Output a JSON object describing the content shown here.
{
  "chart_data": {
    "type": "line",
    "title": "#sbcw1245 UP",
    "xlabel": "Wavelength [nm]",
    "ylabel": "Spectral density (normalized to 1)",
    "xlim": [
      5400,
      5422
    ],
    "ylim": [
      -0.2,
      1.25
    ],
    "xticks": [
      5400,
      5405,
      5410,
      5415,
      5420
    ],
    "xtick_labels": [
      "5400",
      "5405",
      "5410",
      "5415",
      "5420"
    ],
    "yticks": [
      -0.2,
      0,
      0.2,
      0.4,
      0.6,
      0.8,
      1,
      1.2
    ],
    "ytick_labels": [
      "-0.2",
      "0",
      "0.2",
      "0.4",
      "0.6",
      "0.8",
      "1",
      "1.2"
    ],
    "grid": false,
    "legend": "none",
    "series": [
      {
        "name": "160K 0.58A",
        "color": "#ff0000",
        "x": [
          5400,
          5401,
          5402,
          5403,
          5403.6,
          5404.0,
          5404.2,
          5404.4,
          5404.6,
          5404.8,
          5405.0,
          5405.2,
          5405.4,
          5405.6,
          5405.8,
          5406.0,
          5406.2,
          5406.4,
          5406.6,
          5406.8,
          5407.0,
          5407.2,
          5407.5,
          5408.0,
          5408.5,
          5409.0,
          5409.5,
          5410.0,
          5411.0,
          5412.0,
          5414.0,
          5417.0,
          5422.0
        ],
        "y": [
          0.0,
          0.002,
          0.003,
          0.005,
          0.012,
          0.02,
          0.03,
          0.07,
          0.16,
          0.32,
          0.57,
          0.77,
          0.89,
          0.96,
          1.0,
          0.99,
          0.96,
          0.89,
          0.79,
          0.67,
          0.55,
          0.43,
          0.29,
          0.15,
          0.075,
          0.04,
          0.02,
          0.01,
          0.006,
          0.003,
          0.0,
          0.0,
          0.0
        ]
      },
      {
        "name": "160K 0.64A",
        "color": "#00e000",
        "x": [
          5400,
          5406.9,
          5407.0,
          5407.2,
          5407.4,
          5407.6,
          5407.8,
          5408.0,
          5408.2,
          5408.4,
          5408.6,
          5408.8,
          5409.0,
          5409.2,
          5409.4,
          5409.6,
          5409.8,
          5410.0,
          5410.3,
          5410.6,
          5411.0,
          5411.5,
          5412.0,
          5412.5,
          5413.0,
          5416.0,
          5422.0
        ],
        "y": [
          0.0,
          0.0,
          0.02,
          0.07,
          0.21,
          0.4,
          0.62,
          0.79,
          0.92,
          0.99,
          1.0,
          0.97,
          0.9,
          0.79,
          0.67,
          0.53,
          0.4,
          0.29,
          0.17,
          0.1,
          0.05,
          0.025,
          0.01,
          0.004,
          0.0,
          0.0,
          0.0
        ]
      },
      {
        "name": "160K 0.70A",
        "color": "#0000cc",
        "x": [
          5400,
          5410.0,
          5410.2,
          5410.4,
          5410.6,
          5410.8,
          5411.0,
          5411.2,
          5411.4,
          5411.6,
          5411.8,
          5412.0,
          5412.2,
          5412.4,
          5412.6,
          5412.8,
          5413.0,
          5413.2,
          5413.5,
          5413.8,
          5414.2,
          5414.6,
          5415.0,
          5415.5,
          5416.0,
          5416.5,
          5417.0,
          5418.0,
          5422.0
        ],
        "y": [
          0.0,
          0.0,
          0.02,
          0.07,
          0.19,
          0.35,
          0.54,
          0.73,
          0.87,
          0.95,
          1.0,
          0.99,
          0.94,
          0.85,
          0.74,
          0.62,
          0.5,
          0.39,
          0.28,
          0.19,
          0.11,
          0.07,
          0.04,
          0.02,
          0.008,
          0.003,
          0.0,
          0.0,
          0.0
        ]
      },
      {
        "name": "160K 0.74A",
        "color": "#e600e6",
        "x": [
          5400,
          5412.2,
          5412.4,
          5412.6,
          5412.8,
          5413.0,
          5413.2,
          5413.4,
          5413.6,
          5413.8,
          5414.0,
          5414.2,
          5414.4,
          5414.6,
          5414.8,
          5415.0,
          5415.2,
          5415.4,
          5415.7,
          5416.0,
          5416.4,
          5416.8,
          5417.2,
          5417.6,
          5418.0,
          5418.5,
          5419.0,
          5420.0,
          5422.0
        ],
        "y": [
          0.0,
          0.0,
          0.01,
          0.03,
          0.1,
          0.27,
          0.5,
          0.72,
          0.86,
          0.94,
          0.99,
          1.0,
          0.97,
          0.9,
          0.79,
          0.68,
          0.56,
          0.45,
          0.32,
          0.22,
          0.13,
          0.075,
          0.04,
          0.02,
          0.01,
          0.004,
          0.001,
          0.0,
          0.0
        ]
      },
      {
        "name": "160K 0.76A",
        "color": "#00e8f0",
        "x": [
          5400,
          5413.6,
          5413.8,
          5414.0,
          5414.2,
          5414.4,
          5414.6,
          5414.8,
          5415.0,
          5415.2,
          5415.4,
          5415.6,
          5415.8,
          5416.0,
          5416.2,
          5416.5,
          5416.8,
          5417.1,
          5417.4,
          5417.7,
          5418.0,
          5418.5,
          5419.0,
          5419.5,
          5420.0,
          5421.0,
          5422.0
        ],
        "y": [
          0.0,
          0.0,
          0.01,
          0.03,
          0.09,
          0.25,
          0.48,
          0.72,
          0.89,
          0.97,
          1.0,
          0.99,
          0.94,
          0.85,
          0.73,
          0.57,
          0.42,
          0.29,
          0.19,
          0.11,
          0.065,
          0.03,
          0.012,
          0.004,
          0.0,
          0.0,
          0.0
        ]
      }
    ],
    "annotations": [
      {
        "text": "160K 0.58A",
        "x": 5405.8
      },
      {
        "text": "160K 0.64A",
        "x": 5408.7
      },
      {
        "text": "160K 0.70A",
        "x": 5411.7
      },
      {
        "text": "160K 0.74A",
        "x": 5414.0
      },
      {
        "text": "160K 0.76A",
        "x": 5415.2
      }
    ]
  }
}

****************

- **Description of the task**
Collect from the data above every line that includes "text".

- **Task output**
        "text": "160K 0.58A",
        "text": "160K 0.64A",
        "text": "160K 0.70A",
        "text": "160K 0.74A",
        "text": "160K 0.76A",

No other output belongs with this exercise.